* WHAT YOU HAVE TO DO: Only the pictures are left out: repeat the rest of the entries exactly.

Saved data entries:

+--

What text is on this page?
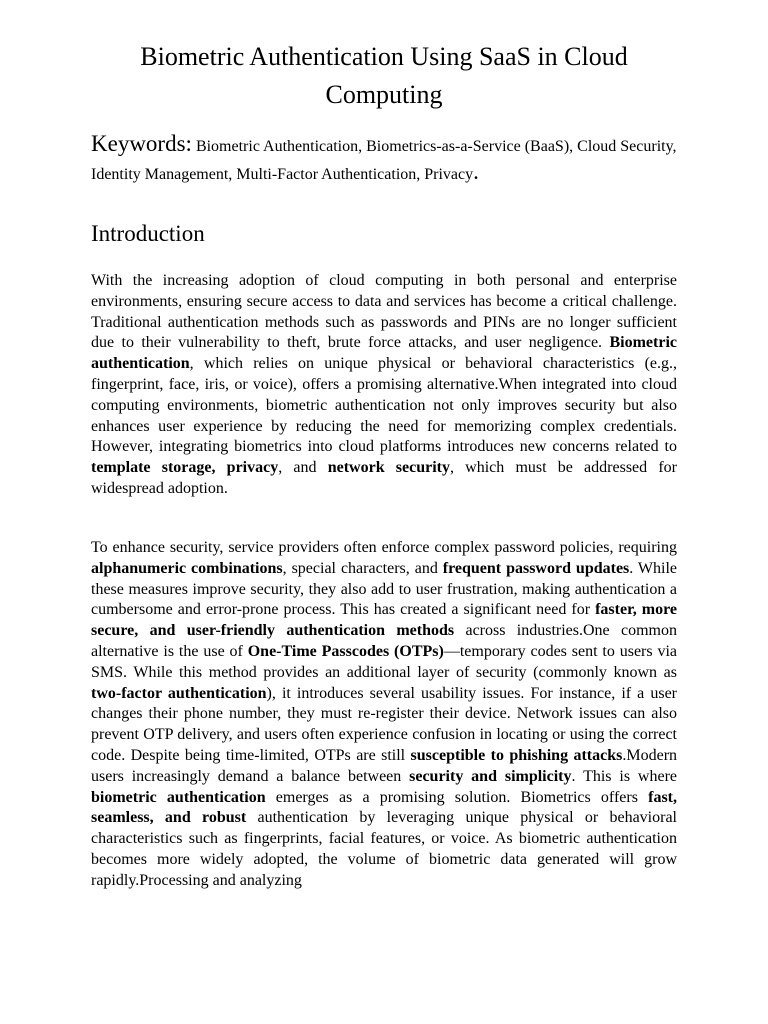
Biometric Authentication Using SaaS in Cloud Computing

Keywords: Biometric Authentication, Biometrics-as-a-Service (BaaS), Cloud Security, Identity Management, Multi-Factor Authentication, Privacy.

Introduction

With the increasing adoption of cloud computing in both personal and enterprise environments, ensuring secure access to data and services has become a critical challenge. Traditional authentication methods such as passwords and PINs are no longer sufficient due to their vulnerability to theft, brute force attacks, and user negligence. Biometric authentication, which relies on unique physical or behavioral characteristics (e.g., fingerprint, face, iris, or voice), offers a promising alternative.When integrated into cloud computing environments, biometric authentication not only improves security but also enhances user experience by reducing the need for memorizing complex credentials. However, integrating biometrics into cloud platforms introduces new concerns related to template storage, privacy, and network security, which must be addressed for widespread adoption.

To enhance security, service providers often enforce complex password policies, requiring alphanumeric combinations, special characters, and frequent password updates. While these measures improve security, they also add to user frustration, making authentication a cumbersome and error-prone process. This has created a significant need for faster, more secure, and user-friendly authentication methods across industries.One common alternative is the use of One-Time Passcodes (OTPs)—temporary codes sent to users via SMS. While this method provides an additional layer of security (commonly known as two-factor authentication), it introduces several usability issues. For instance, if a user changes their phone number, they must re-register their device. Network issues can also prevent OTP delivery, and users often experience confusion in locating or using the correct code. Despite being time-limited, OTPs are still susceptible to phishing attacks.Modern users increasingly demand a balance between security and simplicity. This is where biometric authentication emerges as a promising solution. Biometrics offers fast, seamless, and robust authentication by leveraging unique physical or behavioral characteristics such as fingerprints, facial features, or voice. As biometric authentication becomes more widely adopted, the volume of biometric data generated will grow rapidly.Processing and analyzing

+--

* RESULT FOR THIS TASK:
What text is on this page?
Biometric Authentication Using SaaS in Cloud Computing

Keywords: Biometric Authentication, Biometrics-as-a-Service (BaaS), Cloud Security, Identity Management, Multi-Factor Authentication, Privacy.

Introduction

With the increasing adoption of cloud computing in both personal and enterprise environments, ensuring secure access to data and services has become a critical challenge. Traditional authentication methods such as passwords and PINs are no longer sufficient due to their vulnerability to theft, brute force attacks, and user negligence. Biometric authentication, which relies on unique physical or behavioral characteristics (e.g., fingerprint, face, iris, or voice), offers a promising alternative.When integrated into cloud computing environments, biometric authentication not only improves security but also enhances user experience by reducing the need for memorizing complex credentials. However, integrating biometrics into cloud platforms introduces new concerns related to template storage, privacy, and network security, which must be addressed for widespread adoption.

To enhance security, service providers often enforce complex password policies, requiring alphanumeric combinations, special characters, and frequent password updates. While these measures improve security, they also add to user frustration, making authentication a cumbersome and error-prone process. This has created a significant need for faster, more secure, and user-friendly authentication methods across industries.One common alternative is the use of One-Time Passcodes (OTPs)—temporary codes sent to users via SMS. While this method provides an additional layer of security (commonly known as two-factor authentication), it introduces several usability issues. For instance, if a user changes their phone number, they must re-register their device. Network issues can also prevent OTP delivery, and users often experience confusion in locating or using the correct code. Despite being time-limited, OTPs are still susceptible to phishing attacks.Modern users increasingly demand a balance between security and simplicity. This is where biometric authentication emerges as a promising solution. Biometrics offers fast, seamless, and robust authentication by leveraging unique physical or behavioral characteristics such as fingerprints, facial features, or voice. As biometric authentication becomes more widely adopted, the volume of biometric data generated will grow rapidly.Processing and analyzing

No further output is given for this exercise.